Task: Output the data word for word, dropping every image.

Raw data:

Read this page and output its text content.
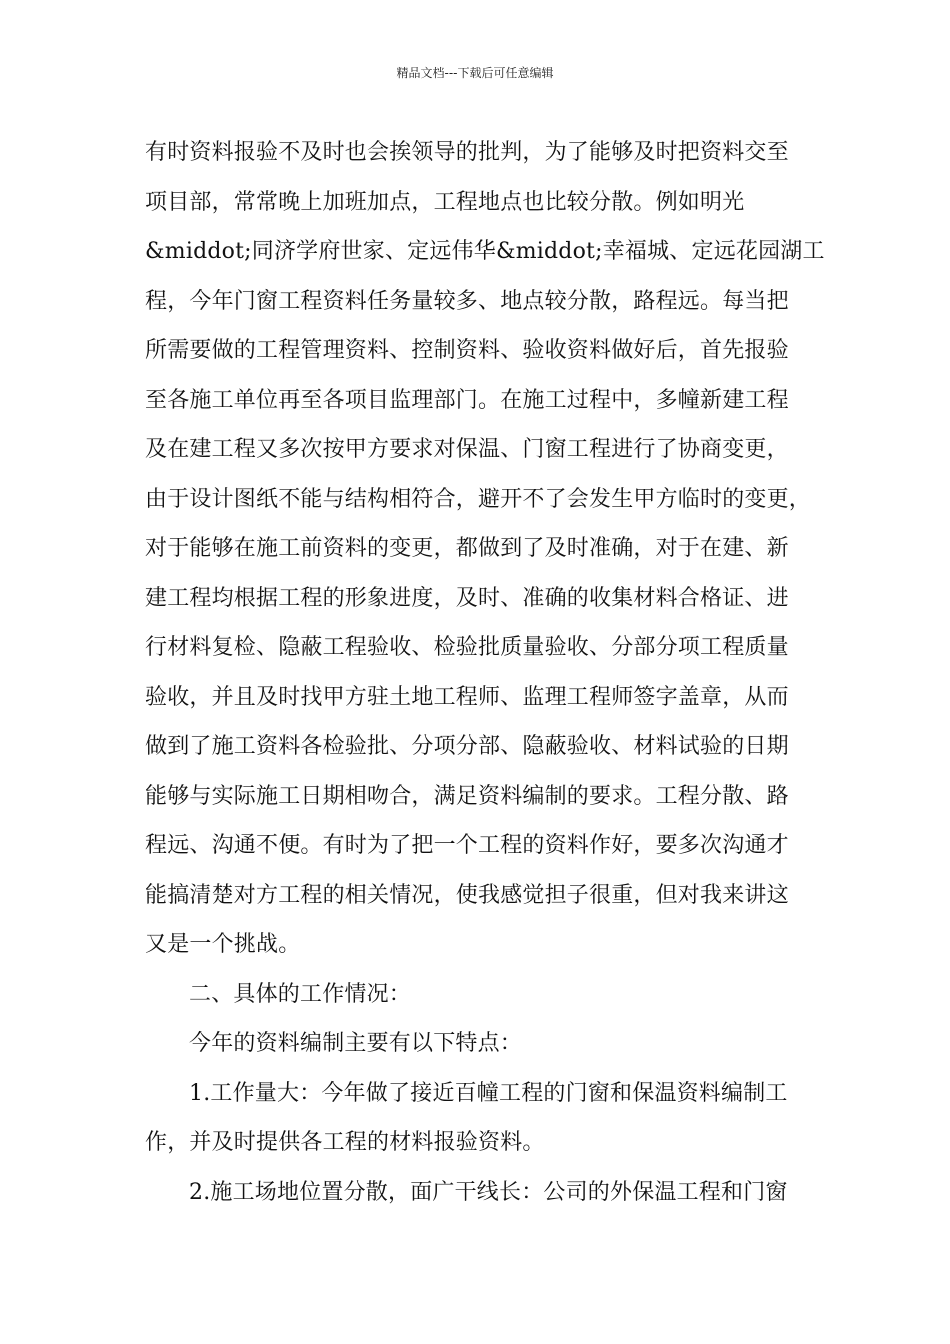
精品文档---下载后可任意编辑
有时资料报验不及时也会挨领导的批判，为了能够及时把资料交至
项目部，常常晚上加班加点，工程地点也比较分散。例如明光
&middot;同济学府世家、定远伟华&middot;幸福城、定远花园湖工
程，今年门窗工程资料任务量较多、地点较分散，路程远。每当把
所需要做的工程管理资料、控制资料、验收资料做好后，首先报验
至各施工单位再至各项目监理部门。在施工过程中，多幢新建工程
及在建工程又多次按甲方要求对保温、门窗工程进行了协商变更，
由于设计图纸不能与结构相符合，避开不了会发生甲方临时的变更，
对于能够在施工前资料的变更，都做到了及时准确，对于在建、新
建工程均根据工程的形象进度，及时、准确的收集材料合格证、进
行材料复检、隐蔽工程验收、检验批质量验收、分部分项工程质量
验收，并且及时找甲方驻土地工程师、监理工程师签字盖章，从而
做到了施工资料各检验批、分项分部、隐蔽验收、材料试验的日期
能够与实际施工日期相吻合，满足资料编制的要求。工程分散、路
程远、沟通不便。有时为了把一个工程的资料作好，要多次沟通才
能搞清楚对方工程的相关情况，使我感觉担子很重，但对我来讲这
又是一个挑战。
二、具体的工作情况：
今年的资料编制主要有以下特点：
1.工作量大：今年做了接近百幢工程的门窗和保温资料编制工
作，并及时提供各工程的材料报验资料。
2.施工场地位置分散，面广干线长：公司的外保温工程和门窗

Output below:
Read this page and output its text content.
精品文档---下载后可任意编辑
有时资料报验不及时也会挨领导的批判，为了能够及时把资料交至
项目部，常常晚上加班加点，工程地点也比较分散。例如明光
&middot;同济学府世家、定远伟华&middot;幸福城、定远花园湖工
程，今年门窗工程资料任务量较多、地点较分散，路程远。每当把
所需要做的工程管理资料、控制资料、验收资料做好后，首先报验
至各施工单位再至各项目监理部门。在施工过程中，多幢新建工程
及在建工程又多次按甲方要求对保温、门窗工程进行了协商变更，
由于设计图纸不能与结构相符合，避开不了会发生甲方临时的变更，
对于能够在施工前资料的变更，都做到了及时准确，对于在建、新
建工程均根据工程的形象进度，及时、准确的收集材料合格证、进
行材料复检、隐蔽工程验收、检验批质量验收、分部分项工程质量
验收，并且及时找甲方驻土地工程师、监理工程师签字盖章，从而
做到了施工资料各检验批、分项分部、隐蔽验收、材料试验的日期
能够与实际施工日期相吻合，满足资料编制的要求。工程分散、路
程远、沟通不便。有时为了把一个工程的资料作好，要多次沟通才
能搞清楚对方工程的相关情况，使我感觉担子很重，但对我来讲这
又是一个挑战。
二、具体的工作情况：
今年的资料编制主要有以下特点：
1.工作量大：今年做了接近百幢工程的门窗和保温资料编制工
作，并及时提供各工程的材料报验资料。
2.施工场地位置分散，面广干线长：公司的外保温工程和门窗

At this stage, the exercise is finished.